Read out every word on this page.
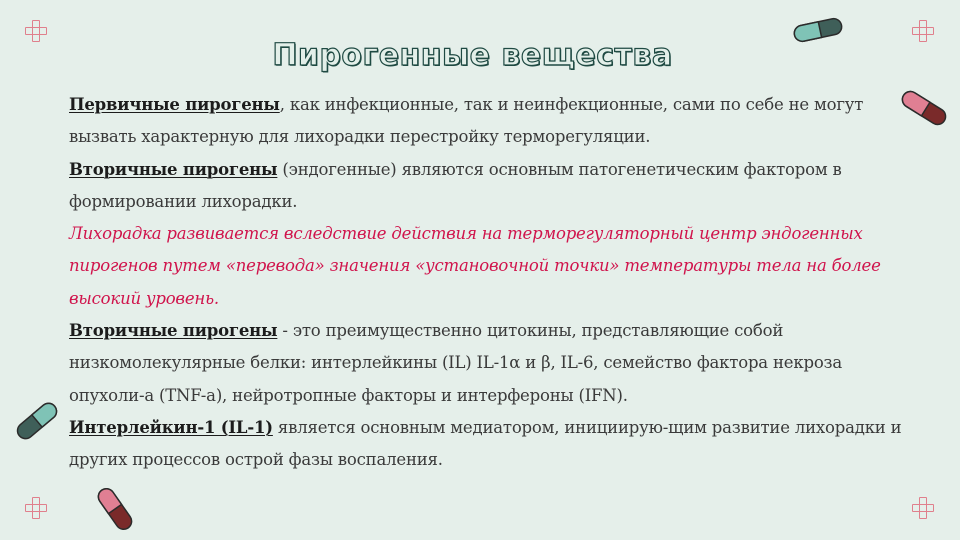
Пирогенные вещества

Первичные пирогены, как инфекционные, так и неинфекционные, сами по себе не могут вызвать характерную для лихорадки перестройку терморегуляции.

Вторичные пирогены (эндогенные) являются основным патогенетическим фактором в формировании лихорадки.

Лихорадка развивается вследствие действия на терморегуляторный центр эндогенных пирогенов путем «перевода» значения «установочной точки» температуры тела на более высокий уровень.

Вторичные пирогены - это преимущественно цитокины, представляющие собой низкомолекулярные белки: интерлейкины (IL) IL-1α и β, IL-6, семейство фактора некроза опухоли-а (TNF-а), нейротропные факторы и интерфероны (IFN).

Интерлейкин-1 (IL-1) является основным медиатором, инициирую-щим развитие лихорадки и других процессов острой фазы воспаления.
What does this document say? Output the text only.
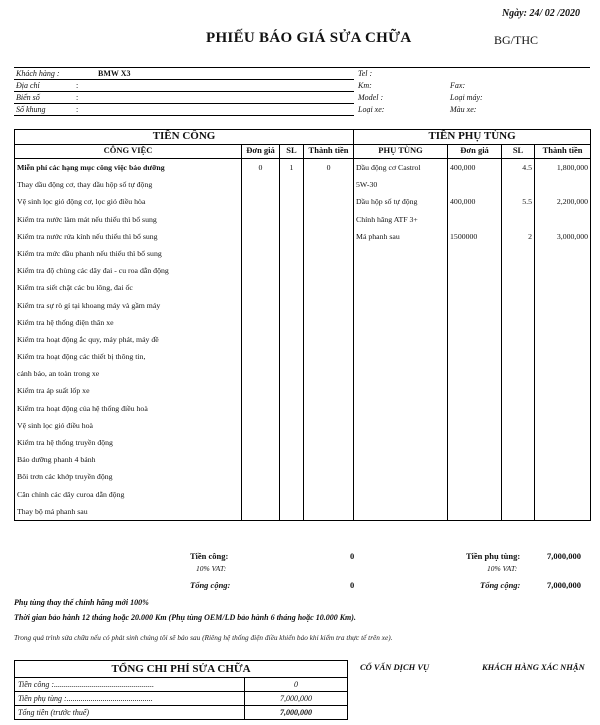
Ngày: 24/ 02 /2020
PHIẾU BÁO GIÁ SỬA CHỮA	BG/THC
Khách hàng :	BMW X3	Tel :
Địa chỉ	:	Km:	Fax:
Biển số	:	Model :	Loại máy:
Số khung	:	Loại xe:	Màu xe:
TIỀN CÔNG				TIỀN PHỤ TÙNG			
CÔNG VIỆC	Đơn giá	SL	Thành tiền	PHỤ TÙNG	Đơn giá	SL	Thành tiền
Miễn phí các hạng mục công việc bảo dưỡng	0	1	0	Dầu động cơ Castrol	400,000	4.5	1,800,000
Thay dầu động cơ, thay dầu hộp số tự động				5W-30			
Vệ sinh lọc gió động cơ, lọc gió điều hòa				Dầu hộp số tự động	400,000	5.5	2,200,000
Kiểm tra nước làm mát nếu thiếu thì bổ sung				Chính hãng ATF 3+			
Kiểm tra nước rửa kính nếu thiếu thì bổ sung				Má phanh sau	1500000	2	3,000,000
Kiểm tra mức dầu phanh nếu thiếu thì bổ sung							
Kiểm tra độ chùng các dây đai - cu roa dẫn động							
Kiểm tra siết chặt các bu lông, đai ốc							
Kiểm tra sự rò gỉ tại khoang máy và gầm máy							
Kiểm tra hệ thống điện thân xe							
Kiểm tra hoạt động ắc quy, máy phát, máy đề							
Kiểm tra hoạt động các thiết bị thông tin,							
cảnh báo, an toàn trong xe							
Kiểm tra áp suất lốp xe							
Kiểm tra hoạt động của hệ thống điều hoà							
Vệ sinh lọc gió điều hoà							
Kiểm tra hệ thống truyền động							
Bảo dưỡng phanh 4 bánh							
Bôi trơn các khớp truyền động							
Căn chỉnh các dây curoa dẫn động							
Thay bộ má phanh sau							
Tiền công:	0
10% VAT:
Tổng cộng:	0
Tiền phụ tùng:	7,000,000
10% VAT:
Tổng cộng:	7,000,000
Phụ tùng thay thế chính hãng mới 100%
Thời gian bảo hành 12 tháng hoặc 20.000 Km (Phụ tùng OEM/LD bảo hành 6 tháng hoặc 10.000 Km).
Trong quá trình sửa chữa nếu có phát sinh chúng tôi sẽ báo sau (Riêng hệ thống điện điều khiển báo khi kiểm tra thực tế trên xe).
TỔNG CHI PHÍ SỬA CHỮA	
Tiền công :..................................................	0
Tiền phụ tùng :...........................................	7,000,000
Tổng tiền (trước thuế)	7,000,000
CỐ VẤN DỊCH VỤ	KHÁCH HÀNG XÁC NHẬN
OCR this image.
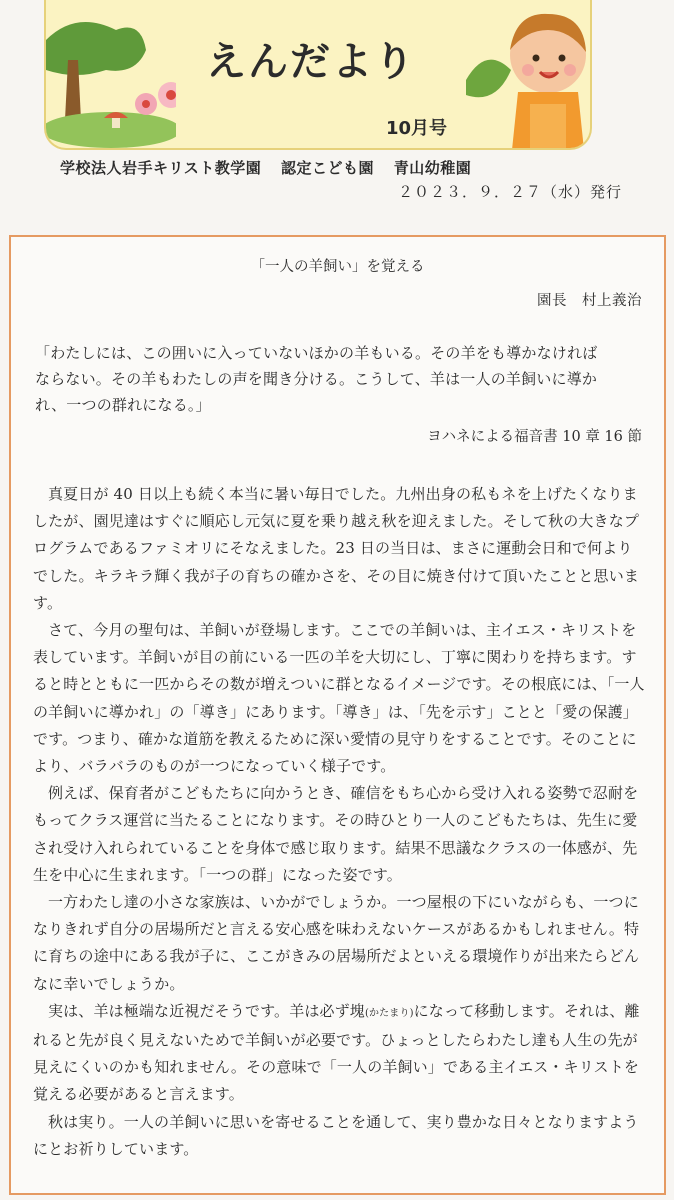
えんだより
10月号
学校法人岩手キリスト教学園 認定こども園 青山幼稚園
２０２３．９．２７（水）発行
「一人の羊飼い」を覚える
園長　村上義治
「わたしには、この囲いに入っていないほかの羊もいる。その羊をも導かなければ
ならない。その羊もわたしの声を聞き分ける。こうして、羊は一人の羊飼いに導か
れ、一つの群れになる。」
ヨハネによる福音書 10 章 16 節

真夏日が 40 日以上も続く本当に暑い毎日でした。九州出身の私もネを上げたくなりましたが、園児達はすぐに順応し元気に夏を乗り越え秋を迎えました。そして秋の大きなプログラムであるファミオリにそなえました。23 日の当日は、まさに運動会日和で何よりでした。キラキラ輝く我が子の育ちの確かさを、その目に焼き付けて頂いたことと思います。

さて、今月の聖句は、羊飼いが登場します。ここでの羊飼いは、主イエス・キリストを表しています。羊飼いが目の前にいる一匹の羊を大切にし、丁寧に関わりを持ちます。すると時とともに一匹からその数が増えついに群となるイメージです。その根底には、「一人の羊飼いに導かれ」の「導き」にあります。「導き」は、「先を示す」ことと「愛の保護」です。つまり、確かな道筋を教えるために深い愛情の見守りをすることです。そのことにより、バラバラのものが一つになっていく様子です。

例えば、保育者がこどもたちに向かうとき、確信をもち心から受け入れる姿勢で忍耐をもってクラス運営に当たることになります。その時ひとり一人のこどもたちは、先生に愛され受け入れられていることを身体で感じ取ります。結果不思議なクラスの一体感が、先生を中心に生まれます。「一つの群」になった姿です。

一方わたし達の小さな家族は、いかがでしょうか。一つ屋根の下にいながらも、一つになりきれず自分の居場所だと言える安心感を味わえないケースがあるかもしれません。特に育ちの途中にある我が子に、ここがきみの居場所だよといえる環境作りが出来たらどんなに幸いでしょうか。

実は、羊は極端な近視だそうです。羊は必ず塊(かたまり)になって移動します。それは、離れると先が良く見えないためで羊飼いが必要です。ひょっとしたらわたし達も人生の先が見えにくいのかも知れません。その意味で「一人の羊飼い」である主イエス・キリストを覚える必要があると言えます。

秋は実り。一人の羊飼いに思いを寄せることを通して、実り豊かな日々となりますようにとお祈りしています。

- Stated task:
Set down the line containing "OCR this image.", then every later line through the end of the material, exactly as written; omit any picture.

- Written answer:
OCR this image.
えんだより
10月号
学校法人岩手キリスト教学園 認定こども園 青山幼稚園
２０２３．９．２７（水）発行
「一人の羊飼い」を覚える
園長　村上義治
「わたしには、この囲いに入っていないほかの羊もいる。その羊をも導かなければ
ならない。その羊もわたしの声を聞き分ける。こうして、羊は一人の羊飼いに導か
れ、一つの群れになる。」
ヨハネによる福音書 10 章 16 節

真夏日が 40 日以上も続く本当に暑い毎日でした。九州出身の私もネを上げたくなりましたが、園児達はすぐに順応し元気に夏を乗り越え秋を迎えました。そして秋の大きなプログラムであるファミオリにそなえました。23 日の当日は、まさに運動会日和で何よりでした。キラキラ輝く我が子の育ちの確かさを、その目に焼き付けて頂いたことと思います。

さて、今月の聖句は、羊飼いが登場します。ここでの羊飼いは、主イエス・キリストを表しています。羊飼いが目の前にいる一匹の羊を大切にし、丁寧に関わりを持ちます。すると時とともに一匹からその数が増えついに群となるイメージです。その根底には、「一人の羊飼いに導かれ」の「導き」にあります。「導き」は、「先を示す」ことと「愛の保護」です。つまり、確かな道筋を教えるために深い愛情の見守りをすることです。そのことにより、バラバラのものが一つになっていく様子です。

例えば、保育者がこどもたちに向かうとき、確信をもち心から受け入れる姿勢で忍耐をもってクラス運営に当たることになります。その時ひとり一人のこどもたちは、先生に愛され受け入れられていることを身体で感じ取ります。結果不思議なクラスの一体感が、先生を中心に生まれます。「一つの群」になった姿です。

一方わたし達の小さな家族は、いかがでしょうか。一つ屋根の下にいながらも、一つになりきれず自分の居場所だと言える安心感を味わえないケースがあるかもしれません。特に育ちの途中にある我が子に、ここがきみの居場所だよといえる環境作りが出来たらどんなに幸いでしょうか。

実は、羊は極端な近視だそうです。羊は必ず塊(かたまり)になって移動します。それは、離れると先が良く見えないためで羊飼いが必要です。ひょっとしたらわたし達も人生の先が見えにくいのかも知れません。その意味で「一人の羊飼い」である主イエス・キリストを覚える必要があると言えます。

秋は実り。一人の羊飼いに思いを寄せることを通して、実り豊かな日々となりますようにとお祈りしています。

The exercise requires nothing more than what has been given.